>> Begin
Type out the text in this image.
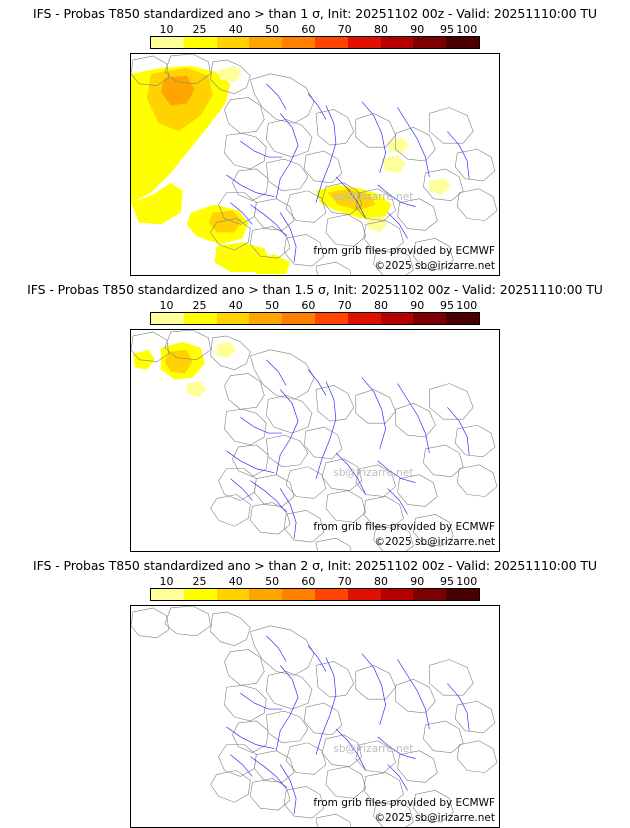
IFS - Probas T850 standardized ano > than 1 σ, Init: 20251102 00z - Valid: 20251110:00 TU
10 25 40 50 60 70 80 90 95 100
from grib files provided by ECMWF
©2025 sb@irizarre.net
sb@irizarre.net
IFS - Probas T850 standardized ano > than 1.5 σ, Init: 20251102 00z - Valid: 20251110:00 TU
10 25 40 50 60 70 80 90 95 100
from grib files provided by ECMWF
©2025 sb@irizarre.net
sb@irizarre.net
IFS - Probas T850 standardized ano > than 2 σ, Init: 20251102 00z - Valid: 20251110:00 TU
10 25 40 50 60 70 80 90 95 100
from grib files provided by ECMWF
©2025 sb@irizarre.net
sb@irizarre.net
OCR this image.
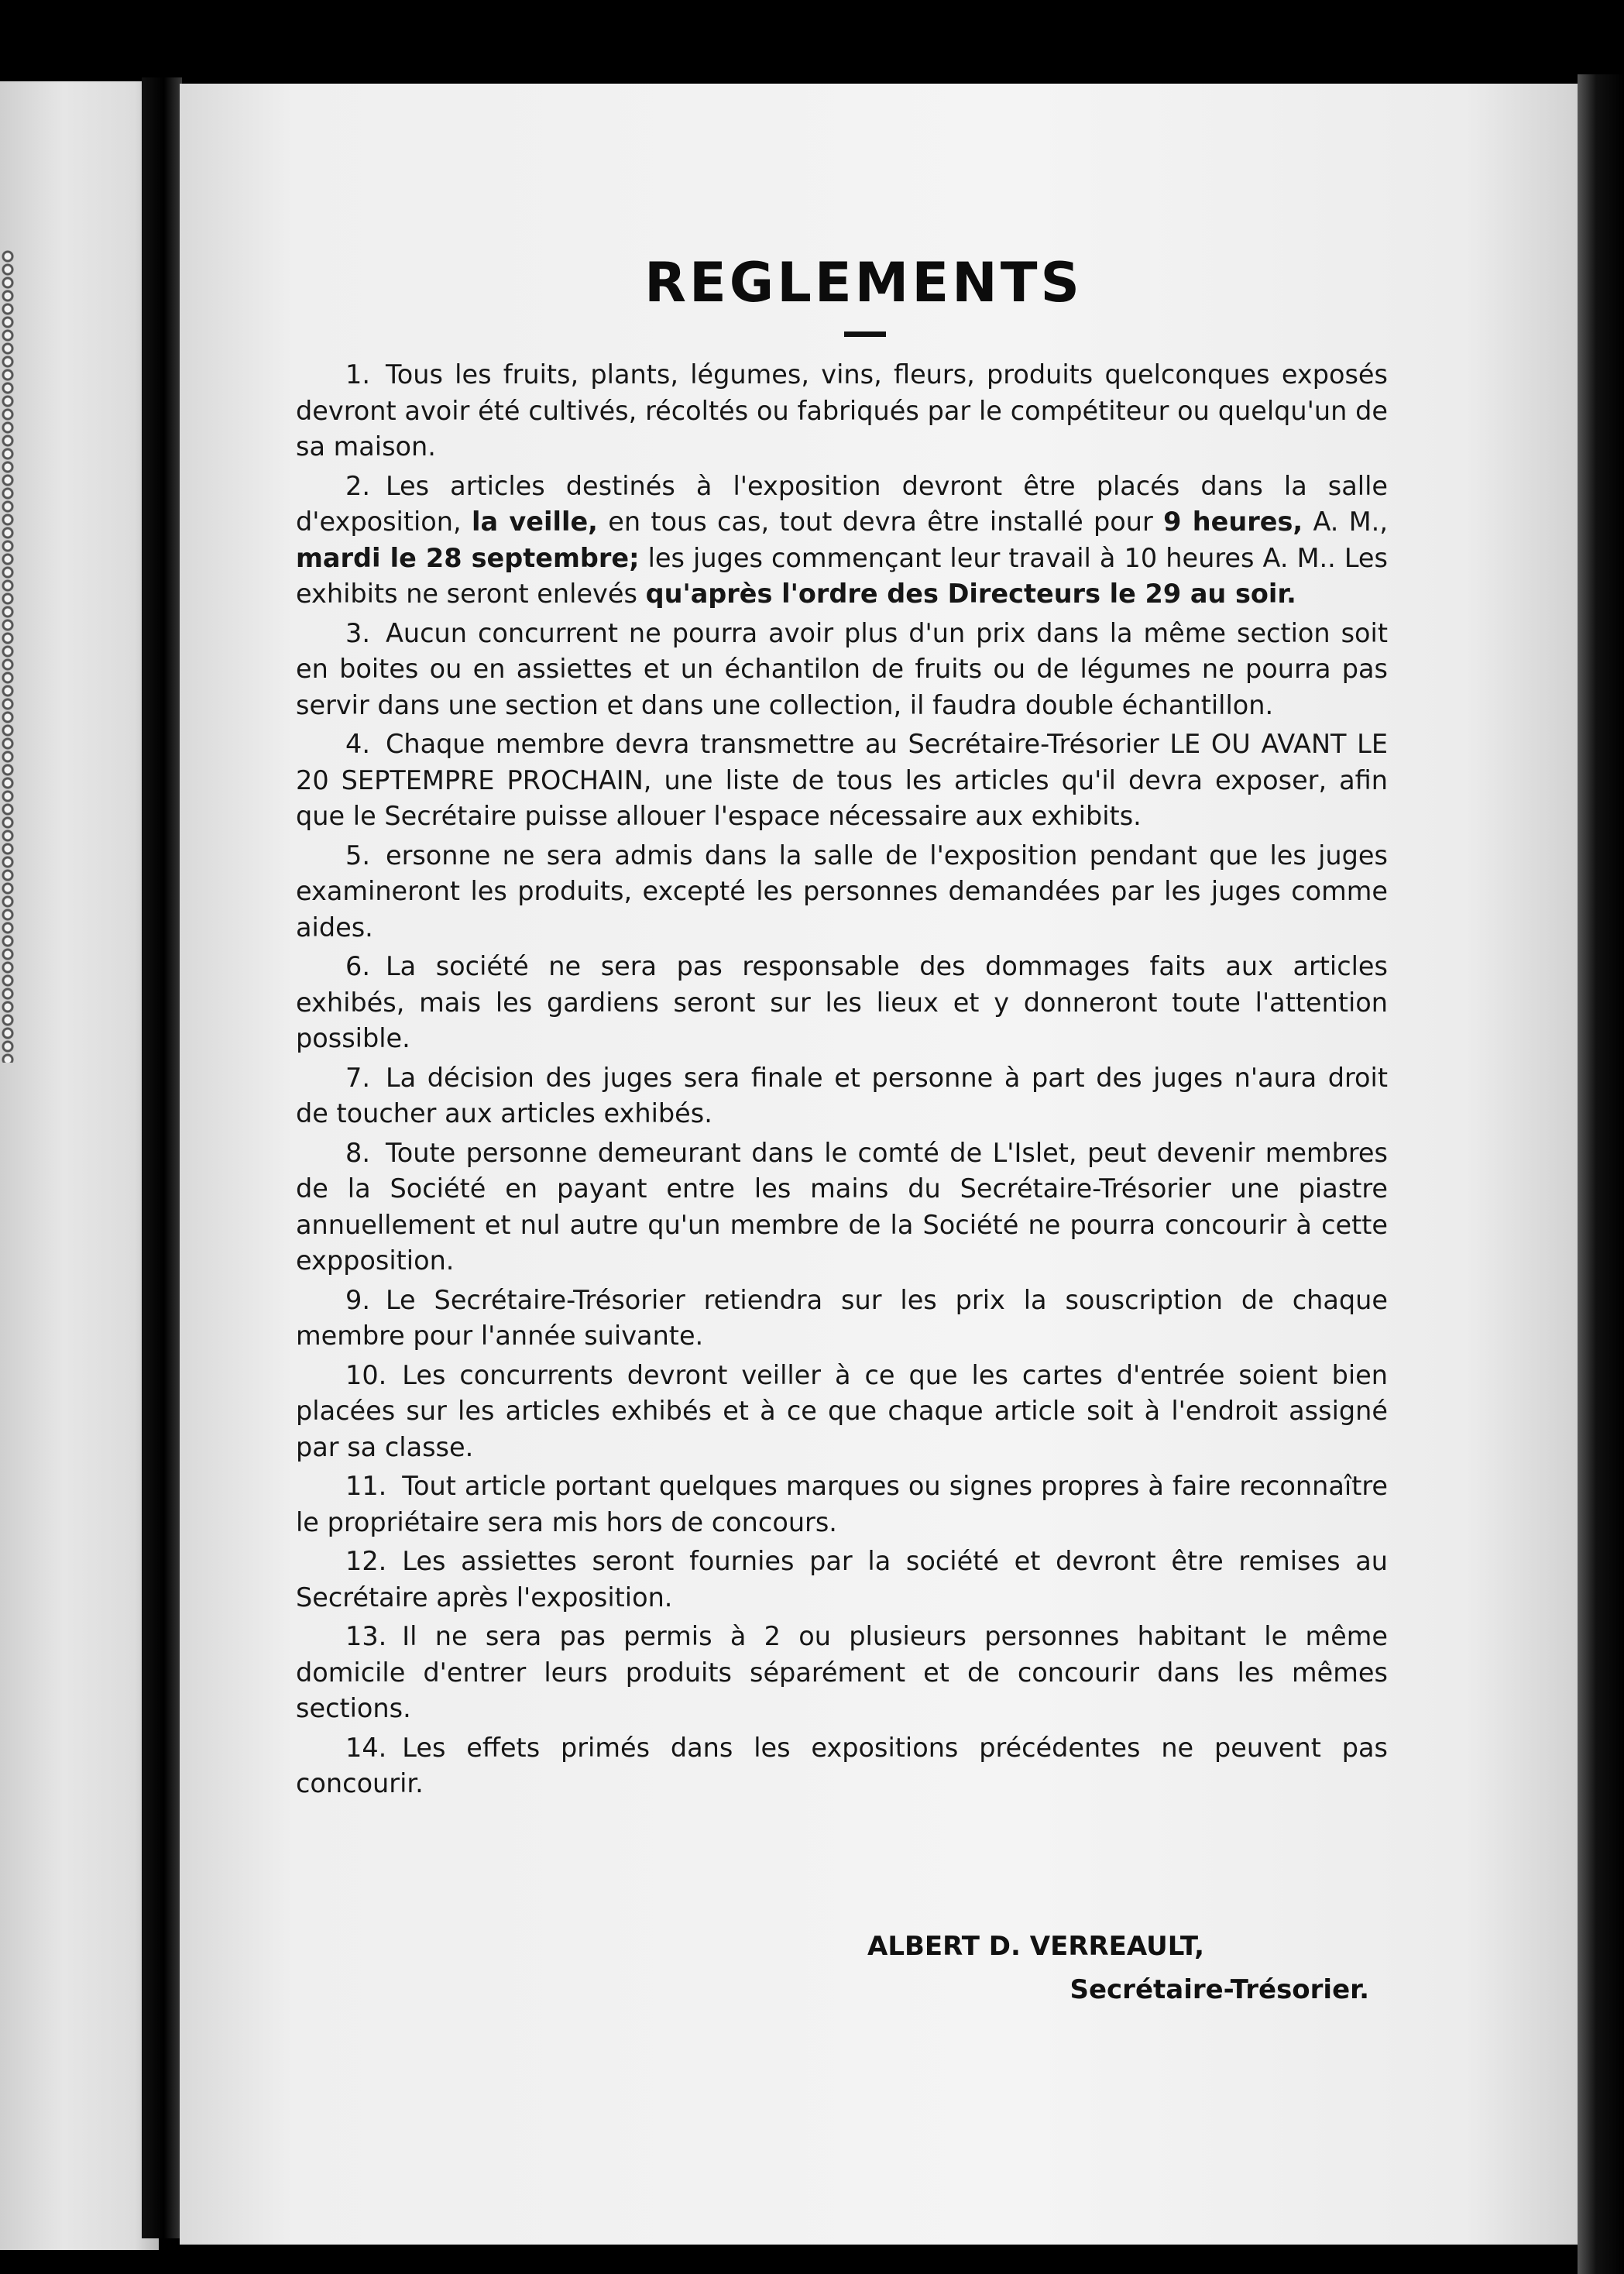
REGLEMENTS
1. Tous les fruits, plants, légumes, vins, fleurs, produits quelconques exposés devront avoir été cultivés, récoltés ou fabriqués par le compétiteur ou quelqu'un de sa maison.
2. Les articles destinés à l'exposition devront être placés dans la salle d'exposition, la veille, en tous cas, tout devra être installé pour 9 heures, A. M., mardi le 28 septembre; les juges commençant leur travail à 10 heures A. M.. Les exhibits ne seront enlevés qu'après l'ordre des Directeurs le 29 au soir.
3. Aucun concurrent ne pourra avoir plus d'un prix dans la même section soit en boites ou en assiettes et un échantilon de fruits ou de légumes ne pourra pas servir dans une section et dans une collection, il faudra double échantillon.
4. Chaque membre devra transmettre au Secrétaire-Trésorier LE OU AVANT LE 20 SEPTEMPRE PROCHAIN, une liste de tous les articles qu'il devra exposer, afin que le Secrétaire puisse allouer l'espace nécessaire aux exhibits.
5. ersonne ne sera admis dans la salle de l'exposition pendant que les juges examineront les produits, excepté les personnes demandées par les juges comme aides.
6. La société ne sera pas responsable des dommages faits aux articles exhibés, mais les gardiens seront sur les lieux et y donneront toute l'attention possible.
7. La décision des juges sera finale et personne à part des juges n'aura droit de toucher aux articles exhibés.
8. Toute personne demeurant dans le comté de L'Islet, peut devenir membres de la Société en payant entre les mains du Secrétaire-Trésorier une piastre annuellement et nul autre qu'un membre de la Société ne pourra concourir à cette expposition.
9. Le Secrétaire-Trésorier retiendra sur les prix la souscription de chaque membre pour l'année suivante.
10. Les concurrents devront veiller à ce que les cartes d'entrée soient bien placées sur les articles exhibés et à ce que chaque article soit à l'endroit assigné par sa classe.
11. Tout article portant quelques marques ou signes propres à faire reconnaître le propriétaire sera mis hors de concours.
12. Les assiettes seront fournies par la société et devront être remises au Secrétaire après l'exposition.
13. Il ne sera pas permis à 2 ou plusieurs personnes habitant le même domicile d'entrer leurs produits séparément et de concourir dans les mêmes sections.
14. Les effets primés dans les expositions précédentes ne peuvent pas concourir.
ALBERT D. VERREAULT,
Secrétaire-Trésorier.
>> End
Goal: From the entries above, collect every line with the string "Probas" in it.

Reply:
IFS - Probas T850 standardized ano > than 1 σ, Init: 20251102 00z - Valid: 20251110:00 TU
IFS - Probas T850 standardized ano > than 1.5 σ, Init: 20251102 00z - Valid: 20251110:00 TU
IFS - Probas T850 standardized ano > than 2 σ, Init: 20251102 00z - Valid: 20251110:00 TU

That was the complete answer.